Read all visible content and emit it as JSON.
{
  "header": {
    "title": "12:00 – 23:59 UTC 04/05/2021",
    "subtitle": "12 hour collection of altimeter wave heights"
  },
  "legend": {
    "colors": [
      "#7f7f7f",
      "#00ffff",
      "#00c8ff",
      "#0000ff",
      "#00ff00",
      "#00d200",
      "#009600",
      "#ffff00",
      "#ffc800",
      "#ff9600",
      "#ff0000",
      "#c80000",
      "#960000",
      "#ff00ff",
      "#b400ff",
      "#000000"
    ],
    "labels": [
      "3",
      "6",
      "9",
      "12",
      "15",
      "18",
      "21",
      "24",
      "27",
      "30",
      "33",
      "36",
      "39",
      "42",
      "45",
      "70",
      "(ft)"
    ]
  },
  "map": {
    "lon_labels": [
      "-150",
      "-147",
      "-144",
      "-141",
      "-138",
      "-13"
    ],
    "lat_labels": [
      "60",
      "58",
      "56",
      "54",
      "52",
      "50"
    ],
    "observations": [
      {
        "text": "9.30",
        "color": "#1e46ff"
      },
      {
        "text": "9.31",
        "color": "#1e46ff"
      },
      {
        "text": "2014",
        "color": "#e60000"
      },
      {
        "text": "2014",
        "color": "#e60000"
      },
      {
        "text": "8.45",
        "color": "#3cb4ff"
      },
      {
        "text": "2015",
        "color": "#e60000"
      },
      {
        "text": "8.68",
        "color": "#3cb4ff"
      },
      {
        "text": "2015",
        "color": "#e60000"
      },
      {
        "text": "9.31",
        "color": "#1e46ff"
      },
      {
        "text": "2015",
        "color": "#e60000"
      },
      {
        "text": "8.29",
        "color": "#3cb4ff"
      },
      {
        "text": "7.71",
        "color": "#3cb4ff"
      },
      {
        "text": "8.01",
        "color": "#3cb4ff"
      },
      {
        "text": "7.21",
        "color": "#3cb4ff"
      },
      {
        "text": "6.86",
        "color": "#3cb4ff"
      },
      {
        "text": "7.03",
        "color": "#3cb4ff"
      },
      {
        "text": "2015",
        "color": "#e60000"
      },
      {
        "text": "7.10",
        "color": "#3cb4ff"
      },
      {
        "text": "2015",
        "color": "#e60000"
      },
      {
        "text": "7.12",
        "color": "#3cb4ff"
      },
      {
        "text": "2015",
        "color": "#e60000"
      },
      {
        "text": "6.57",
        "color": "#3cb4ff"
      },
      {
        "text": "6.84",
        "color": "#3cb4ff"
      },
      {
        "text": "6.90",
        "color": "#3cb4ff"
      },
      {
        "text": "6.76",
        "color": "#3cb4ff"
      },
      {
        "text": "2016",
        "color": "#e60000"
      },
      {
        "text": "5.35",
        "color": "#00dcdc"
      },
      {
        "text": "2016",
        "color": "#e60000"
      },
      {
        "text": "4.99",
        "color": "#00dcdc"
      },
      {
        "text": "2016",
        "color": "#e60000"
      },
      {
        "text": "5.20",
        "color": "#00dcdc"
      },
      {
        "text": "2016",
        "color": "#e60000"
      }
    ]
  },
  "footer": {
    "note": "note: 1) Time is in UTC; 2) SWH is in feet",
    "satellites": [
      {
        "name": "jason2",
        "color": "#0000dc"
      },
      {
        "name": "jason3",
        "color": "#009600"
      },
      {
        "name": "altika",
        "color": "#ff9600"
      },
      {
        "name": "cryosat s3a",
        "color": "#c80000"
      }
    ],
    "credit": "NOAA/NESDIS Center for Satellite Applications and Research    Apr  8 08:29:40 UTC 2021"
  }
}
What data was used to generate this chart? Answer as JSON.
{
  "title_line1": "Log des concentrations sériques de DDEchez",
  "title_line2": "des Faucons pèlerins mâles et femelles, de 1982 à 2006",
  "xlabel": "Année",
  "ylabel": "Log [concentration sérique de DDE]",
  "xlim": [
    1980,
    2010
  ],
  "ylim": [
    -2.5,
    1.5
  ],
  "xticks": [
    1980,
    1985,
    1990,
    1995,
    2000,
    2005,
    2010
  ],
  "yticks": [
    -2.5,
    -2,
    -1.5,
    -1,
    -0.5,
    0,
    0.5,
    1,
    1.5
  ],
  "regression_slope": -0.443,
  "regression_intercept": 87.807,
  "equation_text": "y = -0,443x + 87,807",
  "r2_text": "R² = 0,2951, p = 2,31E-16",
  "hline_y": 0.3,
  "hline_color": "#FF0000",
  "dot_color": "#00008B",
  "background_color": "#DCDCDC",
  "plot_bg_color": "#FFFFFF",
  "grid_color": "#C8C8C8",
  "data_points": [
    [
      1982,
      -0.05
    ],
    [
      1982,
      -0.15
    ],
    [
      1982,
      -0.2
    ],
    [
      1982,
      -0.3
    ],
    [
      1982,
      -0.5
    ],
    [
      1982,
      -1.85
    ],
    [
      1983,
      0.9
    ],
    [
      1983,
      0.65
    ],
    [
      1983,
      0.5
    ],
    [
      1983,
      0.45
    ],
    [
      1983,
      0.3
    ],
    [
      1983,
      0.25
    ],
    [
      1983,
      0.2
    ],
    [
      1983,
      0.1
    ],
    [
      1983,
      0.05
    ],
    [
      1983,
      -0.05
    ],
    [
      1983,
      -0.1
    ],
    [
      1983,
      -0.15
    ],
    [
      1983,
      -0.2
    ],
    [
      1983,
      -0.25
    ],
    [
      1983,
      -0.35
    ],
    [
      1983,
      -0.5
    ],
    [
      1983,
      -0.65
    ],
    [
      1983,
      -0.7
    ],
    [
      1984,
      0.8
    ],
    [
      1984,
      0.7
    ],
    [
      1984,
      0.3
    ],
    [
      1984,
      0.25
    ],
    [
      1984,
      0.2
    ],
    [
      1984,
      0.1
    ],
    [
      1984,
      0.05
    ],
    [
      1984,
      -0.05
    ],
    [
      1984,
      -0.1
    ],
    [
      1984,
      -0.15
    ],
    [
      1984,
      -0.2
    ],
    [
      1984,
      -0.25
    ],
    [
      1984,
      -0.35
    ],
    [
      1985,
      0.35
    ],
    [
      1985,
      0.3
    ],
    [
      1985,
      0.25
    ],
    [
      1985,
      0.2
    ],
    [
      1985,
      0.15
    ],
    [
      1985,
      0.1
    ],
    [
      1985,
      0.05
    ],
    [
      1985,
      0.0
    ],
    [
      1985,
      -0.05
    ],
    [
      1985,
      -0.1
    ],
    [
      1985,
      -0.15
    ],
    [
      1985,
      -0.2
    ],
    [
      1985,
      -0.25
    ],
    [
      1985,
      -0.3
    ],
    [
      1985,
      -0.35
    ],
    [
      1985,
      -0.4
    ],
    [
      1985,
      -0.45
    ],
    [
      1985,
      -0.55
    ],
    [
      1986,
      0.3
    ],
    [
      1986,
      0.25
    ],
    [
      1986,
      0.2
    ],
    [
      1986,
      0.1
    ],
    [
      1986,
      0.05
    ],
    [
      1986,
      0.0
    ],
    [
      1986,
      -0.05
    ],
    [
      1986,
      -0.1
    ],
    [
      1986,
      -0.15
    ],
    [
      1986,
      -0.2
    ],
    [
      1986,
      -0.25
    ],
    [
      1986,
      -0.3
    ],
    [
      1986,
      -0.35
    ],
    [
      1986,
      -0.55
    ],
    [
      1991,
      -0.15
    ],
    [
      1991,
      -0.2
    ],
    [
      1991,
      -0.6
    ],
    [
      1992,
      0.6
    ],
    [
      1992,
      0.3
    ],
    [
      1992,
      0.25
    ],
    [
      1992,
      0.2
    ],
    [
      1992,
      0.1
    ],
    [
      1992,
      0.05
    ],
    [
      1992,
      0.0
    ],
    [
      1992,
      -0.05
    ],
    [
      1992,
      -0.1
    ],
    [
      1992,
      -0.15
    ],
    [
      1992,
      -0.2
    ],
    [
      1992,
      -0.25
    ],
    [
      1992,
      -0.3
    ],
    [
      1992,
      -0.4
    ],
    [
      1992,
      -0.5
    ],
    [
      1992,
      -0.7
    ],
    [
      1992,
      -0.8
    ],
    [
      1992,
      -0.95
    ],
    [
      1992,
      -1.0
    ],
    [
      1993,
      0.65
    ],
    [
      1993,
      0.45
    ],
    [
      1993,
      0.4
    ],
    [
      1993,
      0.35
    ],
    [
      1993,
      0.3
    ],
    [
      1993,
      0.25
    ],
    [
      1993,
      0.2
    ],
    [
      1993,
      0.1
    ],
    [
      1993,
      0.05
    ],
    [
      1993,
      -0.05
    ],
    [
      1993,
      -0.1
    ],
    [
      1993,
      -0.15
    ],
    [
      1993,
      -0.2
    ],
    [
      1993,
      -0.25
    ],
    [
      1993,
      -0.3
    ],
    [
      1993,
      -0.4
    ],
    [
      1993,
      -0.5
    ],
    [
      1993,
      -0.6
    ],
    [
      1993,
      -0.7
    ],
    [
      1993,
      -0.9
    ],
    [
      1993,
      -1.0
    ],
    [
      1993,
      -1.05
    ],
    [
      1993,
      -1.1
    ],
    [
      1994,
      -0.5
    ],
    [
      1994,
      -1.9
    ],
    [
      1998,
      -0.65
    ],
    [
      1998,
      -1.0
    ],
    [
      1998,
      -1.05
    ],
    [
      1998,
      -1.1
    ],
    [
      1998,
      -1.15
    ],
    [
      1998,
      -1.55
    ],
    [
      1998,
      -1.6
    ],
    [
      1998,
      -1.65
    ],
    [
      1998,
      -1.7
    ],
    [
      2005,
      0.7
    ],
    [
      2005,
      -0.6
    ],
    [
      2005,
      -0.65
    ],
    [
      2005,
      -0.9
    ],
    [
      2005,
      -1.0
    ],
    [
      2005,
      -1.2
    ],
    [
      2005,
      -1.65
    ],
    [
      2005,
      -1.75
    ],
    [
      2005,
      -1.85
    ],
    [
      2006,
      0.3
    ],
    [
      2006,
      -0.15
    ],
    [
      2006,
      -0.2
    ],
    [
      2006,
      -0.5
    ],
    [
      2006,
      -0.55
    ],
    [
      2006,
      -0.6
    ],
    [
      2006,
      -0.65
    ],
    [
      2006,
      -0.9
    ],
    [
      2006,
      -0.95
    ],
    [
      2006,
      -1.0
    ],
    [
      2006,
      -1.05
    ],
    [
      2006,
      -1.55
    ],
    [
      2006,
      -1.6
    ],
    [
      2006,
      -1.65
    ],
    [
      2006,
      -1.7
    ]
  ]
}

*-*-*

_WHAT TO PRODUCE_
Pick each line holding the word "JSON" out of the listing.

_OUTPUT OF THE EXERCISE_
Read all visible content and emit it as JSON.
What data was used to generate this chart? Answer as JSON.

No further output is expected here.